Extracted records:
:::
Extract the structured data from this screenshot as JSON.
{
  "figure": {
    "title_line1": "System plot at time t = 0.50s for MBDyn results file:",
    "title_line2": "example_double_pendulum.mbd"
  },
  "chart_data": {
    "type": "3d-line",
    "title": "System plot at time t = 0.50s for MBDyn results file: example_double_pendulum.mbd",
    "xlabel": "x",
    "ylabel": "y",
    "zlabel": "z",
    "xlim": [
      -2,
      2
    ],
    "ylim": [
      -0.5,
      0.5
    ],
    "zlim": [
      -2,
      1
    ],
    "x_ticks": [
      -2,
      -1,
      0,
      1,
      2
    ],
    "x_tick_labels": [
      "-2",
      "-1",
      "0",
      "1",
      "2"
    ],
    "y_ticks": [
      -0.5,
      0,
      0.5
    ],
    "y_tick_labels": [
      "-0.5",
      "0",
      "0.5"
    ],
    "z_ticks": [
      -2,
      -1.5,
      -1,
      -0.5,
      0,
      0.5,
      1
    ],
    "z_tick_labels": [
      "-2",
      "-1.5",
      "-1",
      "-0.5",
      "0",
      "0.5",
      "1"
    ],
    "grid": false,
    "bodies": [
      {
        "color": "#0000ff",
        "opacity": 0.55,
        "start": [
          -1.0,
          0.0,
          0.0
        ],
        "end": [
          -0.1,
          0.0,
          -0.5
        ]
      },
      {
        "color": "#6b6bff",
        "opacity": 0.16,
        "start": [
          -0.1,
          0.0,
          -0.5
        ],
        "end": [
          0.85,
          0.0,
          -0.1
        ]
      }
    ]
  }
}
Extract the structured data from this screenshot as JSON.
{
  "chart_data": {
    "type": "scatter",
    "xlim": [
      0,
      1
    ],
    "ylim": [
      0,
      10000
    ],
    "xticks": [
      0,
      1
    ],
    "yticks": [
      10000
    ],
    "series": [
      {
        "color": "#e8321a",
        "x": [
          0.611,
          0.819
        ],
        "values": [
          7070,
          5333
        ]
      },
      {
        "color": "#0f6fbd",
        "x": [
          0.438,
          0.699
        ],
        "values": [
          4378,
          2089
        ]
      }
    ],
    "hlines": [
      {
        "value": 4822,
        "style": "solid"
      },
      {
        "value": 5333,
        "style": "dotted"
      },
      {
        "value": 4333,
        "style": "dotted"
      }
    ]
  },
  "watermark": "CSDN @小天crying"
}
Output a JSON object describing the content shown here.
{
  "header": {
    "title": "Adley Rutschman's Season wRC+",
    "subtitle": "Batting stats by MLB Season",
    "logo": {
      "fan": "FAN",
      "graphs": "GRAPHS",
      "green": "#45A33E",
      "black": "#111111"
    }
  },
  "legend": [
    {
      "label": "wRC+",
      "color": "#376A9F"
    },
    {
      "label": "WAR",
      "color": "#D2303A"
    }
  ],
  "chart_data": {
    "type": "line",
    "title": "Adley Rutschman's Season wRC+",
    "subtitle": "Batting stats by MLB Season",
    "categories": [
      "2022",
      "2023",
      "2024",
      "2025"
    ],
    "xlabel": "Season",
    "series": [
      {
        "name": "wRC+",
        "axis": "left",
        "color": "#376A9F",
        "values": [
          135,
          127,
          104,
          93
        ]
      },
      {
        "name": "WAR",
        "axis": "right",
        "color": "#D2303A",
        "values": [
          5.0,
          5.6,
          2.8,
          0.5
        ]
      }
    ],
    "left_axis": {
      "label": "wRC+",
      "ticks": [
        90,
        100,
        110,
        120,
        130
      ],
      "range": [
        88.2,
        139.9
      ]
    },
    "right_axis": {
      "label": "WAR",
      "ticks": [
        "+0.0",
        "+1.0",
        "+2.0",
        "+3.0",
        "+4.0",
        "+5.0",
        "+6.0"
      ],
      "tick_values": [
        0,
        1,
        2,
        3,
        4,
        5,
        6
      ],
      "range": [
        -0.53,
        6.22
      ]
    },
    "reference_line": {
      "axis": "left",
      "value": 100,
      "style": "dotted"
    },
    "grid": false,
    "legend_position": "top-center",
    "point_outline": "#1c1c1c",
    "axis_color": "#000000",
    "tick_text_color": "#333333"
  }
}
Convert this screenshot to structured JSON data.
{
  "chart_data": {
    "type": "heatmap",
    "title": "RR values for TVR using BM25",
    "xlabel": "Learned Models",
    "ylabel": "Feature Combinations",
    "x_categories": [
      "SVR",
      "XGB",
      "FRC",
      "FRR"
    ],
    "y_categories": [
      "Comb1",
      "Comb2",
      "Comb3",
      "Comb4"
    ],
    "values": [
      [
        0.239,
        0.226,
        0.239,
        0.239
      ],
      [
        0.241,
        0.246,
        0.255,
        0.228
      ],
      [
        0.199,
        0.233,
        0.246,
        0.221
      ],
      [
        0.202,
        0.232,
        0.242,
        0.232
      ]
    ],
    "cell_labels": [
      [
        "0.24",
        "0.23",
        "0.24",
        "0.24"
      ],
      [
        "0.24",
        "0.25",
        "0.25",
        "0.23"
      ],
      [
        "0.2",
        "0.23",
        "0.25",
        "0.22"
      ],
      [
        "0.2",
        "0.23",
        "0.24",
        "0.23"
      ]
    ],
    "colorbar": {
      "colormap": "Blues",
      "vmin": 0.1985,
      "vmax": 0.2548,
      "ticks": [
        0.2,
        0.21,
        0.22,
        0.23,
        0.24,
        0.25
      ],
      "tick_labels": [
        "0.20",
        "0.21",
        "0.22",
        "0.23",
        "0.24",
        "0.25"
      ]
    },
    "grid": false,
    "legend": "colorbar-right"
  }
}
:::
Written problem:
In the records above, find the lines containing "style" and copy them.

Task result:
        "style": "solid"
        "style": "dotted"
        "style": "dotted"
      "style": "dotted"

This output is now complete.